Reproduce the complete listing without any deviation.

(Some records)

◆ ◆ ◆

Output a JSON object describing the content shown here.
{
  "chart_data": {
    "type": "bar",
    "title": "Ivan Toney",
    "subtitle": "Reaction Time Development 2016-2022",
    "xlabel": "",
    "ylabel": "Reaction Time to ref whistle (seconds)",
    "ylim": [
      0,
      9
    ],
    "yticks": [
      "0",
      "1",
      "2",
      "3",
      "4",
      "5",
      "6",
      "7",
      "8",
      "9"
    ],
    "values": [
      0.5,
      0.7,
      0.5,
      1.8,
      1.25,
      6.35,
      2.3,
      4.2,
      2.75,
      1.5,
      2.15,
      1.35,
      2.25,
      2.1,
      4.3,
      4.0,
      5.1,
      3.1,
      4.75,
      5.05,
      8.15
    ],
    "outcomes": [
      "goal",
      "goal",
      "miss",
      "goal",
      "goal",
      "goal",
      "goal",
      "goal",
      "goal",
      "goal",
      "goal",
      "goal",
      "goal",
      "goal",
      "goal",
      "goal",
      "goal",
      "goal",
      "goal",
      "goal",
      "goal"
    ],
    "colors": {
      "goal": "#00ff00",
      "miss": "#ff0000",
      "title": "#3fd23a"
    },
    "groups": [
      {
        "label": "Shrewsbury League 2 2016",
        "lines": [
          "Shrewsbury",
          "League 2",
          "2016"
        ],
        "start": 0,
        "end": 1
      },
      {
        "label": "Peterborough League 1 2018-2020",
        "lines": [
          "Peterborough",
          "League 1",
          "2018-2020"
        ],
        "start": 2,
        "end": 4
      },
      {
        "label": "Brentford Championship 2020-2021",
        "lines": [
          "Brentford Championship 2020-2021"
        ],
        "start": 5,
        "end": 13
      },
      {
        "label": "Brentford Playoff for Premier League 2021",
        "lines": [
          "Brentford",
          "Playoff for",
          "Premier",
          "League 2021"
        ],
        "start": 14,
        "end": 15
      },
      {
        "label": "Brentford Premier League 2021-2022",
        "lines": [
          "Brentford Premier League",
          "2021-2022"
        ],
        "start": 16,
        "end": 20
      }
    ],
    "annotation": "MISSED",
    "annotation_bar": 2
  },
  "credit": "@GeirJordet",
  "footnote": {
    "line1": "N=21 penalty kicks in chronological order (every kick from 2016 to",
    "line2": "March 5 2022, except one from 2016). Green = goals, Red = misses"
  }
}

◆ ◆ ◆

**PROBLEM SOLUTION:**
Output a JSON object describing the content shown here.
{
  "chart_data": {
    "type": "bar",
    "title": "Ivan Toney",
    "subtitle": "Reaction Time Development 2016-2022",
    "xlabel": "",
    "ylabel": "Reaction Time to ref whistle (seconds)",
    "ylim": [
      0,
      9
    ],
    "yticks": [
      "0",
      "1",
      "2",
      "3",
      "4",
      "5",
      "6",
      "7",
      "8",
      "9"
    ],
    "values": [
      0.5,
      0.7,
      0.5,
      1.8,
      1.25,
      6.35,
      2.3,
      4.2,
      2.75,
      1.5,
      2.15,
      1.35,
      2.25,
      2.1,
      4.3,
      4.0,
      5.1,
      3.1,
      4.75,
      5.05,
      8.15
    ],
    "outcomes": [
      "goal",
      "goal",
      "miss",
      "goal",
      "goal",
      "goal",
      "goal",
      "goal",
      "goal",
      "goal",
      "goal",
      "goal",
      "goal",
      "goal",
      "goal",
      "goal",
      "goal",
      "goal",
      "goal",
      "goal",
      "goal"
    ],
    "colors": {
      "goal": "#00ff00",
      "miss": "#ff0000",
      "title": "#3fd23a"
    },
    "groups": [
      {
        "label": "Shrewsbury League 2 2016",
        "lines": [
          "Shrewsbury",
          "League 2",
          "2016"
        ],
        "start": 0,
        "end": 1
      },
      {
        "label": "Peterborough League 1 2018-2020",
        "lines": [
          "Peterborough",
          "League 1",
          "2018-2020"
        ],
        "start": 2,
        "end": 4
      },
      {
        "label": "Brentford Championship 2020-2021",
        "lines": [
          "Brentford Championship 2020-2021"
        ],
        "start": 5,
        "end": 13
      },
      {
        "label": "Brentford Playoff for Premier League 2021",
        "lines": [
          "Brentford",
          "Playoff for",
          "Premier",
          "League 2021"
        ],
        "start": 14,
        "end": 15
      },
      {
        "label": "Brentford Premier League 2021-2022",
        "lines": [
          "Brentford Premier League",
          "2021-2022"
        ],
        "start": 16,
        "end": 20
      }
    ],
    "annotation": "MISSED",
    "annotation_bar": 2
  },
  "credit": "@GeirJordet",
  "footnote": {
    "line1": "N=21 penalty kicks in chronological order (every kick from 2016 to",
    "line2": "March 5 2022, except one from 2016). Green = goals, Red = misses"
  }
}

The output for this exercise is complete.